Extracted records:
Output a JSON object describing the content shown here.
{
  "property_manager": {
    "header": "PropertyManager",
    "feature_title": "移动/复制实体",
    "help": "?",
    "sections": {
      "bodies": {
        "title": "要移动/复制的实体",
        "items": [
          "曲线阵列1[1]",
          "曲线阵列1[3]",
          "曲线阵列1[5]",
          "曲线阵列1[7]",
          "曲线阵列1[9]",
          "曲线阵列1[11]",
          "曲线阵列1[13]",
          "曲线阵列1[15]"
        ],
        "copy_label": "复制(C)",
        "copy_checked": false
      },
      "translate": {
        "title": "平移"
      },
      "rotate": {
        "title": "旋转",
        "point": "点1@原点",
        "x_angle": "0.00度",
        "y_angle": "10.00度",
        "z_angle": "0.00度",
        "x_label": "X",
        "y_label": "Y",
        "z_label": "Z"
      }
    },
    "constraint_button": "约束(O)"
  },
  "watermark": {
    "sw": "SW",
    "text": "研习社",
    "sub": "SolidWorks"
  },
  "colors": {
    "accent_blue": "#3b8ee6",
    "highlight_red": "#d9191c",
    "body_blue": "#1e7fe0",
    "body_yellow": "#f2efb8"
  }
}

==

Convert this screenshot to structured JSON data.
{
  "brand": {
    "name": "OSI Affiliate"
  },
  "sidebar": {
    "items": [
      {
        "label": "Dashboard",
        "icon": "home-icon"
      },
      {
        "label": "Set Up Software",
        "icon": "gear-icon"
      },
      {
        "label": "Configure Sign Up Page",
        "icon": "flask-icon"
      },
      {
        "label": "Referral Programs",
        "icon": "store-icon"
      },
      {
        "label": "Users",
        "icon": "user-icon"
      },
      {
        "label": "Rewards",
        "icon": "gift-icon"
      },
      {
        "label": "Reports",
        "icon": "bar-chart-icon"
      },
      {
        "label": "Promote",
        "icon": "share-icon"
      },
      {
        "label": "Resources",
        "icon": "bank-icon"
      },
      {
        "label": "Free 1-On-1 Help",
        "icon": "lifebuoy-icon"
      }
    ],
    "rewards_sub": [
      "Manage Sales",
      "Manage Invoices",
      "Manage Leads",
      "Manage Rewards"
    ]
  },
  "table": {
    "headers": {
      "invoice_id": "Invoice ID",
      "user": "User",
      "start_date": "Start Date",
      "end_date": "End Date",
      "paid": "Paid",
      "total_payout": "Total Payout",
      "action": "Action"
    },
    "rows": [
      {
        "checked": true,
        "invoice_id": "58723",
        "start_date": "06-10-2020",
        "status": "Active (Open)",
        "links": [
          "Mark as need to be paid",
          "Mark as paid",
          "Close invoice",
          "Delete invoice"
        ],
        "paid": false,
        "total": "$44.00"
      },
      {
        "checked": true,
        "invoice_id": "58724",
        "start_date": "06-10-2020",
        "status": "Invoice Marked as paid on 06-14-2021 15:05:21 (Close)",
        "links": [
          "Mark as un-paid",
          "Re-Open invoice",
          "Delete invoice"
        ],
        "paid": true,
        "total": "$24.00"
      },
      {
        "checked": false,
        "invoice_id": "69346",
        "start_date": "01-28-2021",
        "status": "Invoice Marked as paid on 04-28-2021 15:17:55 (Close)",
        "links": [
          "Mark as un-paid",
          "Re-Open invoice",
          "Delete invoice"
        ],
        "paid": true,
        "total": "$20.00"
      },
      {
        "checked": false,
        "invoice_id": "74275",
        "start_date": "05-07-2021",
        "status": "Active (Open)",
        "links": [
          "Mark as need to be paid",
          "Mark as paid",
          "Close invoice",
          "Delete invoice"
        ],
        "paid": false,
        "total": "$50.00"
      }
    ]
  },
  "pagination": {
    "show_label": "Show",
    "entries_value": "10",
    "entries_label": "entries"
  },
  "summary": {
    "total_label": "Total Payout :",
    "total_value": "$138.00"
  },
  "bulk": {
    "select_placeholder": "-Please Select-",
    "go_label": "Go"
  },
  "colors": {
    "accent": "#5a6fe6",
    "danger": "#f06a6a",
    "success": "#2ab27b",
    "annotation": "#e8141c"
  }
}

→ Stated goal:
Provide only the number of lines in the records containing the string "Close".

→ Exercise output:
4